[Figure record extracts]
* Begin *

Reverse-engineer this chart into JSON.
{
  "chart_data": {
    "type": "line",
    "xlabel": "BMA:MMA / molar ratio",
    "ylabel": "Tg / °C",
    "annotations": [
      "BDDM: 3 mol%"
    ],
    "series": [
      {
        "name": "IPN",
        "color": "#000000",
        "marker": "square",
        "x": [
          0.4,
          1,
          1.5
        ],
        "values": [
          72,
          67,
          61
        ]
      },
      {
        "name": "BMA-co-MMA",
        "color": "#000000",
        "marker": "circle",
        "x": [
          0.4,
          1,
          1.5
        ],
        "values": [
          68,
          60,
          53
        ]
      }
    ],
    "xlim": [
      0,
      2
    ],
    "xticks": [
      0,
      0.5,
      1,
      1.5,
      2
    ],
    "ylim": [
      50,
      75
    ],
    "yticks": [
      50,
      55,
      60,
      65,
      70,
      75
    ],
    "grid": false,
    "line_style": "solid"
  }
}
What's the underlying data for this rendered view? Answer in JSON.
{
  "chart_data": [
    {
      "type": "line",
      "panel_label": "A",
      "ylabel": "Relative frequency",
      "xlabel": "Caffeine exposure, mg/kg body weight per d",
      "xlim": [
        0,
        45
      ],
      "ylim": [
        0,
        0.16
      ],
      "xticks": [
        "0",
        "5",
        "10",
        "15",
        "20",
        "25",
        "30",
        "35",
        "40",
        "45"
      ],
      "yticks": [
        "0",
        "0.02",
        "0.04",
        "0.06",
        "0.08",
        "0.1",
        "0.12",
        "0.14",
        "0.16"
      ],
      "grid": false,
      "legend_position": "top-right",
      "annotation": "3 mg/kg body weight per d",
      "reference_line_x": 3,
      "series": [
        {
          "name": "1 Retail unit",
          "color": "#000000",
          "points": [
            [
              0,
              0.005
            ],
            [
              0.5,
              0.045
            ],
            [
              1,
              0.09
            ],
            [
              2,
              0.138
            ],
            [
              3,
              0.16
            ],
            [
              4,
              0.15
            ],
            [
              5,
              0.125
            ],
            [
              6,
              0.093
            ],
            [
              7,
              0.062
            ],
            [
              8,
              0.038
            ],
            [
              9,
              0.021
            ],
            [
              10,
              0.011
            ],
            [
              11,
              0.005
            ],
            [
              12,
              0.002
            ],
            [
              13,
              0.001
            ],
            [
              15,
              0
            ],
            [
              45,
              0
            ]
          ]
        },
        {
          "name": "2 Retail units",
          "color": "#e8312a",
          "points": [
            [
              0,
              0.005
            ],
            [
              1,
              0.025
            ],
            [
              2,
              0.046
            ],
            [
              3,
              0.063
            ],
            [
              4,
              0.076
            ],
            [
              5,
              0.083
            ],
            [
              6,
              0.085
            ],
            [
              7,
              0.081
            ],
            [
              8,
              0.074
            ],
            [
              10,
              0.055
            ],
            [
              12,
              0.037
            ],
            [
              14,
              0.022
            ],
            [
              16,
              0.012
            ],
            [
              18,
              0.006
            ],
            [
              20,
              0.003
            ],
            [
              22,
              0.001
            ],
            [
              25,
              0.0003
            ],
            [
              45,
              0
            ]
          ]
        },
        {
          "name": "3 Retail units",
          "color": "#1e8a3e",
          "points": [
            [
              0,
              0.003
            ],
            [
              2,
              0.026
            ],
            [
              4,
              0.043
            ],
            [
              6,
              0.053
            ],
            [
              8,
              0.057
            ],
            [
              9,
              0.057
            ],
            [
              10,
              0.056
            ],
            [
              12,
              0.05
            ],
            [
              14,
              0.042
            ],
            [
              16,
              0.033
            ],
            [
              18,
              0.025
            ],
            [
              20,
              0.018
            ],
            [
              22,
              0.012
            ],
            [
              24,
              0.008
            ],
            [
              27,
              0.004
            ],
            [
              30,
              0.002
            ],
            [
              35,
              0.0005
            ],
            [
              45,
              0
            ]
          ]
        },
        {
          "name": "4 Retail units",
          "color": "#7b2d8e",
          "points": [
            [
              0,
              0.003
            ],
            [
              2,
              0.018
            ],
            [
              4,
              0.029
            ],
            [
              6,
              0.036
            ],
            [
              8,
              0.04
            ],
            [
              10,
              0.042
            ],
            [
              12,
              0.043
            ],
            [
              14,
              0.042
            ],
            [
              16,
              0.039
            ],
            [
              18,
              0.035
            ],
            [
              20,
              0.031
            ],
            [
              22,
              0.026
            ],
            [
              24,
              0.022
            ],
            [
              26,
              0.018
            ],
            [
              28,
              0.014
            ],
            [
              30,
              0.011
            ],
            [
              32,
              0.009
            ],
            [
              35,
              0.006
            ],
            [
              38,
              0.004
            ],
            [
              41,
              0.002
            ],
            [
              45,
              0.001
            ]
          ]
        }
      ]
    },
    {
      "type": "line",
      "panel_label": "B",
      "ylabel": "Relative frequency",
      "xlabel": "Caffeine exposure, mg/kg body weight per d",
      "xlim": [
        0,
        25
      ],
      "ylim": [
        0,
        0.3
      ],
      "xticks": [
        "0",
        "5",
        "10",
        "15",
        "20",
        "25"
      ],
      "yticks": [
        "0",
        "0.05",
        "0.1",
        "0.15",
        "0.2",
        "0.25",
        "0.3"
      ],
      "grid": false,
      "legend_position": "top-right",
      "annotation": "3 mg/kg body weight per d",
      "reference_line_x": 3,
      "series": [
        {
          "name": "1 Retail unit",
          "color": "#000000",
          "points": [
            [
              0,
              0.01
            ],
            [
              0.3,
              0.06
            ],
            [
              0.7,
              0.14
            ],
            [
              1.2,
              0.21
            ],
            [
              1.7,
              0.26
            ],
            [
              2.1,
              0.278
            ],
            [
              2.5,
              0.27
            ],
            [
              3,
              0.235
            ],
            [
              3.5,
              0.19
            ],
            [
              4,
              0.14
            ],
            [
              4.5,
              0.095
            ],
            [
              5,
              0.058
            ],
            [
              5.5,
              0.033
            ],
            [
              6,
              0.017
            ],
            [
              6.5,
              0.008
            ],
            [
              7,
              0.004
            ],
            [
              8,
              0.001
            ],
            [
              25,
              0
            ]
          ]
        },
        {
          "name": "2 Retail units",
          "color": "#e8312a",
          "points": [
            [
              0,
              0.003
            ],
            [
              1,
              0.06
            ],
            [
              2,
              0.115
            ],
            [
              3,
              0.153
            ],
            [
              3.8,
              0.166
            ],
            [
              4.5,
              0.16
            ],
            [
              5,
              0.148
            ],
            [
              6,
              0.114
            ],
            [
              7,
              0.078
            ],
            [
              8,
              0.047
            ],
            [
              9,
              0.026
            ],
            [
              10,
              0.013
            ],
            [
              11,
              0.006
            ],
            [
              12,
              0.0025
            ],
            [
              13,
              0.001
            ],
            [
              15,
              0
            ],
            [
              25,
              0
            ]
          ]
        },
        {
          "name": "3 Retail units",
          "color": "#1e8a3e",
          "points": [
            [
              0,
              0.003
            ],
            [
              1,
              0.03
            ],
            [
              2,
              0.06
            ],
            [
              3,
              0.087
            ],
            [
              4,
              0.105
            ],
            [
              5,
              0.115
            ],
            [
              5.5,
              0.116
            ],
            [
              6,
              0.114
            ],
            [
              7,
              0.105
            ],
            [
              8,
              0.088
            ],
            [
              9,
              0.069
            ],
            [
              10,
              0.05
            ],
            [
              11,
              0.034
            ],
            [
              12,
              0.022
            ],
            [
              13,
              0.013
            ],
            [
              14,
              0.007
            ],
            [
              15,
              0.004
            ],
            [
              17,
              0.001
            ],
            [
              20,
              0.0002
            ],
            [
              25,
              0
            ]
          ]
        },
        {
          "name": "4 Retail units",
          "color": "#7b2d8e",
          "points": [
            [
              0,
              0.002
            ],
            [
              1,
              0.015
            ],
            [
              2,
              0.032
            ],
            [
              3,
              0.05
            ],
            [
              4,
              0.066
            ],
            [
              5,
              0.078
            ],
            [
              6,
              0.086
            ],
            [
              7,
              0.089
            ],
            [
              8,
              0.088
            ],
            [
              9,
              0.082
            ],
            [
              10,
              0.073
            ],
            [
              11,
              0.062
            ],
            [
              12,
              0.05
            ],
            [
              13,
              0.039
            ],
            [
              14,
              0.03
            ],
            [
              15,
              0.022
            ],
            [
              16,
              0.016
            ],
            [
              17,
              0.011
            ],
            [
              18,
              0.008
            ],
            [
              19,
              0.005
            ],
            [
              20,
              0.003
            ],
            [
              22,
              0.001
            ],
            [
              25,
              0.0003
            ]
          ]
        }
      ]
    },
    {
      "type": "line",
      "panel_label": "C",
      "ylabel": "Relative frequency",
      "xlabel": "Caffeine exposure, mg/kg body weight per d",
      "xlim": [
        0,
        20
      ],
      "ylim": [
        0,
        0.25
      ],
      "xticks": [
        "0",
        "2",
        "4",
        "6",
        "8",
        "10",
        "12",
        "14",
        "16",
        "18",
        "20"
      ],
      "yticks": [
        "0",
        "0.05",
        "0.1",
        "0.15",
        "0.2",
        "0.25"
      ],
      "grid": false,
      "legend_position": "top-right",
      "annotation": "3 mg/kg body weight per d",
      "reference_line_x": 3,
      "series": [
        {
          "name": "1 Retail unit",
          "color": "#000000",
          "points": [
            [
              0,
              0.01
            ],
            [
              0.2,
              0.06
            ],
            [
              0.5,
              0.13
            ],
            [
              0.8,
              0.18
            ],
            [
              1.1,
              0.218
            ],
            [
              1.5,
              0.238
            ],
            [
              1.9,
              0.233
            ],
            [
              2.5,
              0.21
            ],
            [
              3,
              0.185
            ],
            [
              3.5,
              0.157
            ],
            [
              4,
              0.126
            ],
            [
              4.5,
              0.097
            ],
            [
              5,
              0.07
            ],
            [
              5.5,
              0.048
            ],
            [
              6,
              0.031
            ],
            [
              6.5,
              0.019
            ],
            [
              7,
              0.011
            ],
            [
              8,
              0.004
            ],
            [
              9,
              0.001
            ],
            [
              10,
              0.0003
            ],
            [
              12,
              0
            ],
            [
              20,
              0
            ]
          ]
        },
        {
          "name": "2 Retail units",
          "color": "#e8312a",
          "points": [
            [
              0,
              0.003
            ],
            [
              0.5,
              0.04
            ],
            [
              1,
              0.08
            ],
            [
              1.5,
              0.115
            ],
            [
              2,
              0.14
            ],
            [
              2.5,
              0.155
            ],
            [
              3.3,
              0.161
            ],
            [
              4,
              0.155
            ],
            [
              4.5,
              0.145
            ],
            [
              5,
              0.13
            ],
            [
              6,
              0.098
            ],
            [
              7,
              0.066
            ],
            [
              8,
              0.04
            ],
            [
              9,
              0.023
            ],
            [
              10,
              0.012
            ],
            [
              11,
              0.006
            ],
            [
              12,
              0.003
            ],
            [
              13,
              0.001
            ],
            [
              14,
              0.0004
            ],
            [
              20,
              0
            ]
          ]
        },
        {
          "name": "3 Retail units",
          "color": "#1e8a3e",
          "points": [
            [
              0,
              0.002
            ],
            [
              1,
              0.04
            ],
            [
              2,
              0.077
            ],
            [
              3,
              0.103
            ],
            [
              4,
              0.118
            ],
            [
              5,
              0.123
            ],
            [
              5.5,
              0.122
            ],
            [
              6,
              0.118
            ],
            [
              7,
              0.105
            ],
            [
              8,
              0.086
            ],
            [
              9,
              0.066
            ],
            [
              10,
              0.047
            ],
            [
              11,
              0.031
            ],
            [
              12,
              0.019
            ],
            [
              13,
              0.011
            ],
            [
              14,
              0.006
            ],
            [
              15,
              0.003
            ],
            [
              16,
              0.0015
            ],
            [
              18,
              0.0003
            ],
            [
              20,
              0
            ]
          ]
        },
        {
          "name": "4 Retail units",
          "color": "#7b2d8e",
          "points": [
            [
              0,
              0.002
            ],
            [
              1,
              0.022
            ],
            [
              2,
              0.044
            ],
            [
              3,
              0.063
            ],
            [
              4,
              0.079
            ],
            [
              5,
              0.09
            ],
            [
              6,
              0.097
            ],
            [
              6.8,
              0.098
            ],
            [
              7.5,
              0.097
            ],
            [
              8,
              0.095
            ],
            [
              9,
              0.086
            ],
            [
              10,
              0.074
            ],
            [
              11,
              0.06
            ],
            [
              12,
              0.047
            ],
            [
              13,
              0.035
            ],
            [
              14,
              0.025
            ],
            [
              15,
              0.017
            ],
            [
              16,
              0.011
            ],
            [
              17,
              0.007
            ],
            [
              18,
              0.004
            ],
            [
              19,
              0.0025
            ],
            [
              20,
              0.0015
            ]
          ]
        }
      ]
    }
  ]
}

* End *

= Work to do =
Read the entries and pick out all lines that include the word "JSON".

= Solution to the exercise =
Reverse-engineer this chart into JSON.
What's the underlying data for this rendered view? Answer in JSON.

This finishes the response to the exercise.